- [Given task] Find the lines holding "this" and copy them.

- [Raw records]
━━━

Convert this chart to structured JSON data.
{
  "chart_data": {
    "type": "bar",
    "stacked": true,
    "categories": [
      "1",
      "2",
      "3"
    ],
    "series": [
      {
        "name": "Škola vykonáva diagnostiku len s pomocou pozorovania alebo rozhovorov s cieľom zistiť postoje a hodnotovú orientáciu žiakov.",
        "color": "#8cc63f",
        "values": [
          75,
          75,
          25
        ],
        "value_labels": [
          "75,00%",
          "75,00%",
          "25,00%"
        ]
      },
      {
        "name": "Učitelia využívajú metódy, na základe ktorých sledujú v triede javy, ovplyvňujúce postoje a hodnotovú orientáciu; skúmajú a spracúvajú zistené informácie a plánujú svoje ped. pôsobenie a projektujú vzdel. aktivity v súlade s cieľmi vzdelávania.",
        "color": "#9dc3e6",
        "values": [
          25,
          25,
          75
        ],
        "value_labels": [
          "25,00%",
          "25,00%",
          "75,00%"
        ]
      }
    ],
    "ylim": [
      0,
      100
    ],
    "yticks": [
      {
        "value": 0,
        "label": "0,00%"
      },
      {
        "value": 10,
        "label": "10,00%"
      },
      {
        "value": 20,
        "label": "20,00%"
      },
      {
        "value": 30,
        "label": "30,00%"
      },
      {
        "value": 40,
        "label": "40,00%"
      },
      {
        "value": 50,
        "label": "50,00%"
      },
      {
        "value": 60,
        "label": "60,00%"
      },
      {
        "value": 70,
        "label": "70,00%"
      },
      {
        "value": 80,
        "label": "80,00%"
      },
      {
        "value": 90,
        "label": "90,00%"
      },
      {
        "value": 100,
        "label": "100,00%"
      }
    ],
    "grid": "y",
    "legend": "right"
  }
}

━━━

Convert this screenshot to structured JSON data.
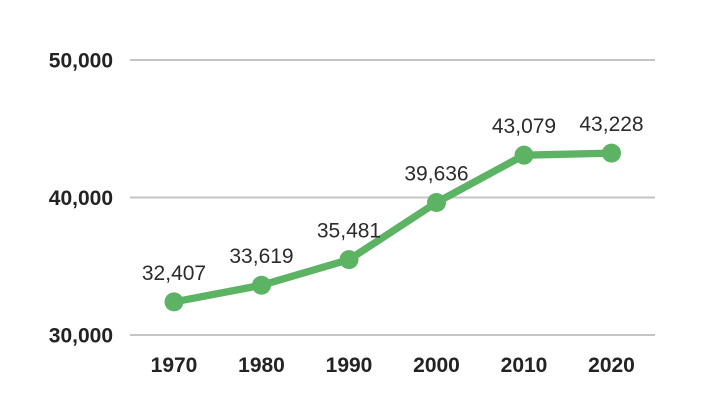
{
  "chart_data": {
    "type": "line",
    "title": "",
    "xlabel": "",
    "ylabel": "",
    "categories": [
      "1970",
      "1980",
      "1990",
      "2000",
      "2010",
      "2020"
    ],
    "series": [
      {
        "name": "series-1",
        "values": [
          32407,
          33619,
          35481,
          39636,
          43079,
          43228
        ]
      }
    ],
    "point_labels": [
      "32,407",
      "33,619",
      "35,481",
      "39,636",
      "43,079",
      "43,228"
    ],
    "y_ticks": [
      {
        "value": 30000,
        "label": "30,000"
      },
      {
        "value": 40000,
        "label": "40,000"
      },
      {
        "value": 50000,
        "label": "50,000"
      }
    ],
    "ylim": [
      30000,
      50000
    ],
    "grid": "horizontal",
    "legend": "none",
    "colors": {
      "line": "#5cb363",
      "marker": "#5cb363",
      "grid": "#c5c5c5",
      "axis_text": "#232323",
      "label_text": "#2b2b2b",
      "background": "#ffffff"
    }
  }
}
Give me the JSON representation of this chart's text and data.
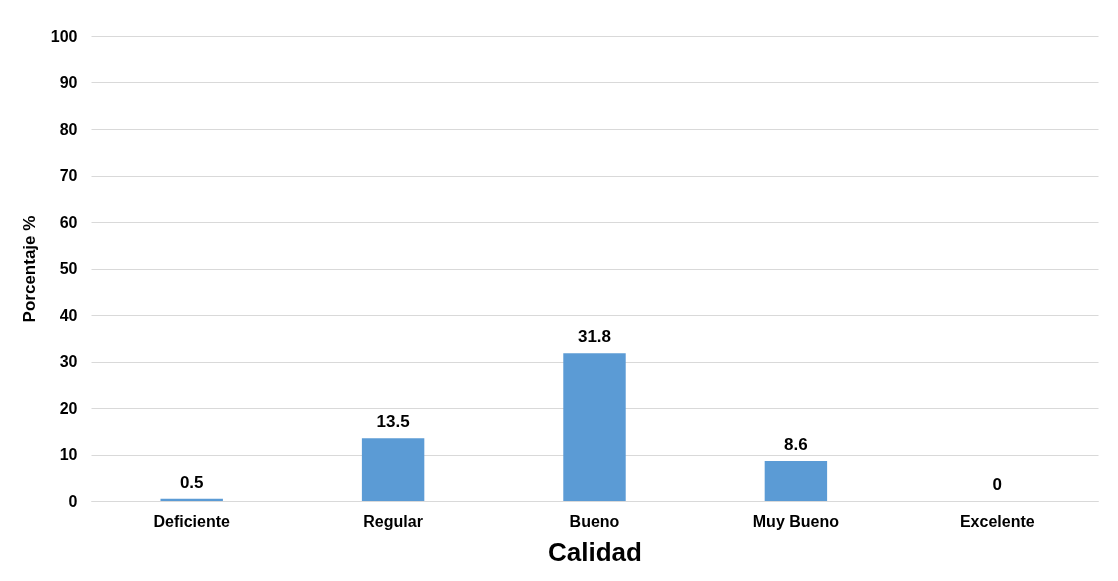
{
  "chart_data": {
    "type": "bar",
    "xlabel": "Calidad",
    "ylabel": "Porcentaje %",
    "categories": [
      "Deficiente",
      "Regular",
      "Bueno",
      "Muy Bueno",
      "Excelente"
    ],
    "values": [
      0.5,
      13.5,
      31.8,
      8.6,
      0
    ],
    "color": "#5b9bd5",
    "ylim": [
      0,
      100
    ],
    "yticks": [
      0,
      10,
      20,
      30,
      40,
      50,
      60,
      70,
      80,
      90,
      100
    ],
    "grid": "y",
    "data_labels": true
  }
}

━━━

- [Response]
Convert this chart to structured JSON data.
Convert this screenshot to structured JSON data.
Give me the JSON representation of this chart's text and data.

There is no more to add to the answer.